Record extracts.
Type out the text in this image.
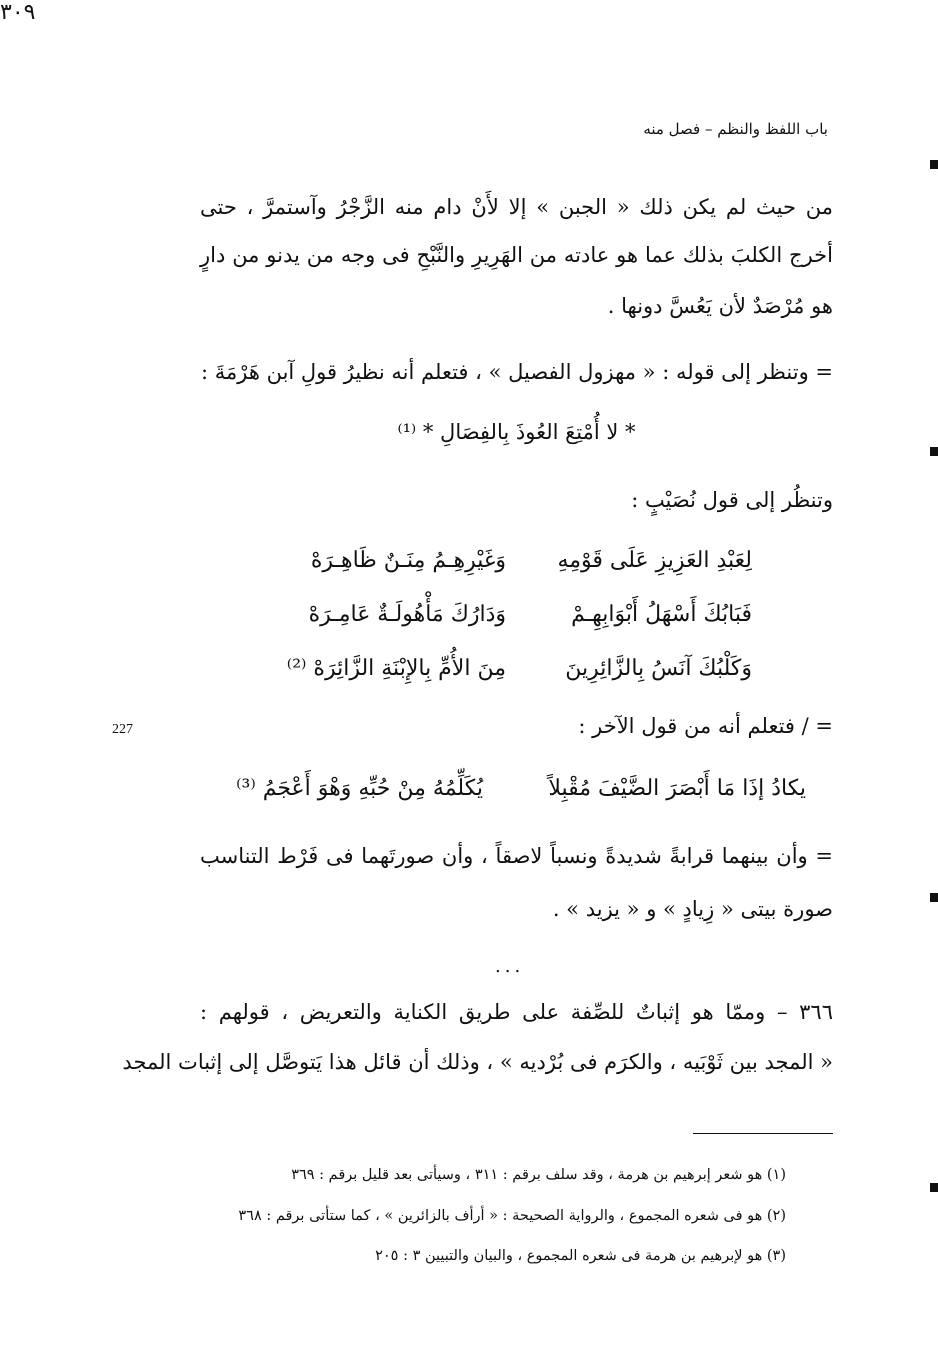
باب اللفظ والنظم – فصل منه
٣٠٩
227
من حيث لم يكن ذلك « الجبن » إلا لأَنْ دام منه الزَّجْرُ وآستمرَّ ، حتى
أخرج الكلبَ بذلك عما هو عادته من الهَرِيرِ والنَّبْحِ فى وجه من يدنو من دارٍ
هو مُرْصَدٌ لأن يَعُسَّ دونها .
= وتنظر إلى قوله : « مهزول الفصيل » ، فتعلم أنه نظيرُ قولِ آبن هَرْمَةَ :
* لا أُمْتِعَ العُوذَ بِالفِصَالِ * ⁽¹⁾
وتنظُر إلى قول نُصَيْبٍ :
لِعَبْدِ العَزِيزِ عَلَى قَوْمِهِ
وَغَيْرِهِـمُ مِنَـنٌ ظَاهِـرَهْ
فَبَابُكَ أَسْهَلُ أَبْوَابِهِـمْ
وَدَارُكَ مَأْهُولَـةٌ عَامِـرَهْ
وَكَلْبُكَ آنَسُ بِالزَّائِرِينَ
مِنَ الأُمِّ بِالإِبْنَةِ الزَّائِرَهْ ⁽²⁾
= / فتعلم أنه من قول الآخر :
يكادُ إذَا مَا أَبْصَرَ الضَّيْفَ مُقْبِلاً
يُكَلِّمُهُ مِنْ حُبِّهِ وَهْوَ أَعْجَمُ ⁽³⁾
= وأن بينهما قرابةً شديدةً ونسباً لاصقاً ، وأن صورتَهما فى فَرْط التناسب
صورة بيتى « زِيادٍ » و « يزيد » .
...
٣٦٦ – وممّا هو إثباتٌ للصِّفة على طريق الكناية والتعريض ، قولهم :
« المجد بين ثَوْبَيه ، والكرَم فى بُرْديه » ، وذلك أن قائل هذا يَتوصَّل إلى إثبات المجد
(١) هو شعر إبرهيم بن هرمة ، وقد سلف برقم : ٣١١ ، وسيأتى بعد قليل برقم : ٣٦٩
(٢) هو فى شعره المجموع ، والرواية الصحيحة : « أرأف بالزائرين » ، كما ستأتى برقم : ٣٦٨
(٣) هو لإبرهيم بن هرمة فى شعره المجموع ، والبيان والتبيين ٣ : ٢٠٥
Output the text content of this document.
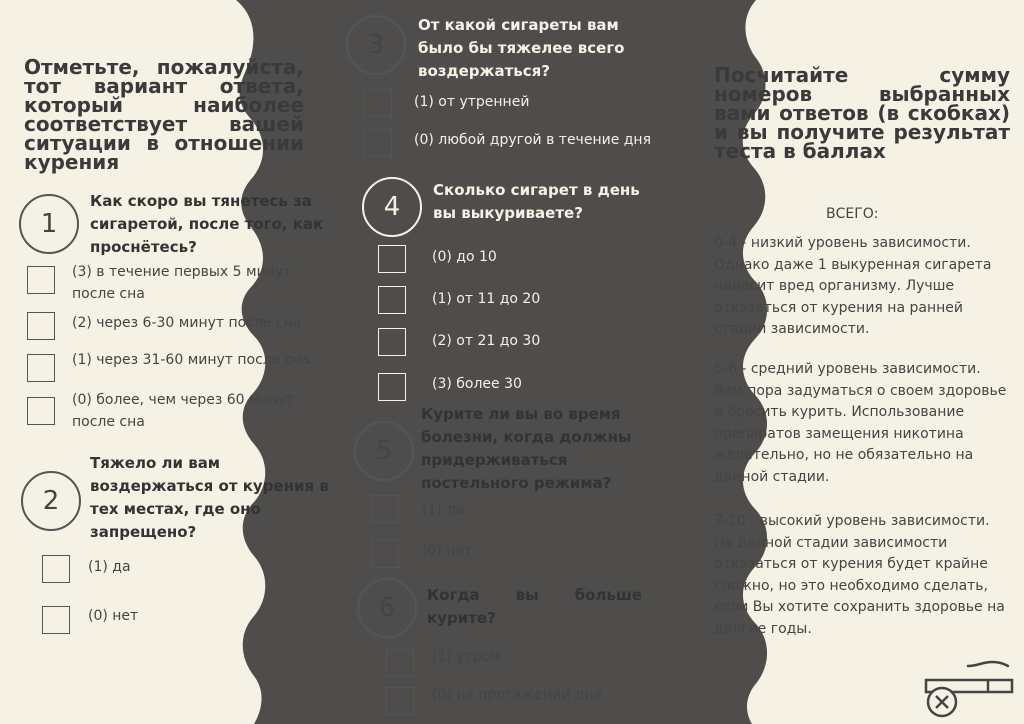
Отметьте, пожалуйста, тот вариант ответа, который наиболее соответствует вашей ситуации в отношении курения
1
Как скоро вы тянетесь за сигаретой, после того, как проснётесь?
(3) в течение первых 5 минут после сна
(2) через 6-30 минут после сна
(1) через 31-60 минут после сна
(0) более, чем через 60 минут после сна
2
Тяжело ли вам воздержаться от курения в тех местах, где оно запрещено?
(1) да
(0) нет
3
От какой сигареты вам было бы тяжелее всего воздержаться?
(1) от утренней
(0) любой другой в течение дня
4
Сколько сигарет в день вы выкуриваете?
(0) до 10
(1) от 11 до 20
(2) от 21 до 30
(3) более 30
5
Курите ли вы во время болезни, когда должны придерживаться постельного режима?
(1) да
(0) нет
6	Когда вы больше курите?
(1) утром
(0) на протяжении дня
Посчитайте сумму номеров выбранных вами ответов (в скобках) и вы получите результат теста в баллах
ВСЕГО:
0-4 - низкий уровень зависимости. Однако даже 1 выкуренная сигарета наносит вред организму. Лучше отказаться от курения на ранней стадии зависимости.
5-6 - средний уровень зависимости. Вам пора задуматься о своем здоровье и бросить курить. Использование препаратов замещения никотина желательно, но не обязательно на данной стадии.
7-10 - высокий уровень зависимости. На данной стадии зависимости отказаться от курения будет крайне сложно, но это необходимо сделать, если Вы хотите сохранить здоровье на долгие годы.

Stated task.
Using the entries above, state how many lines include the word "отказаться", with no other words.

Worked answer.
2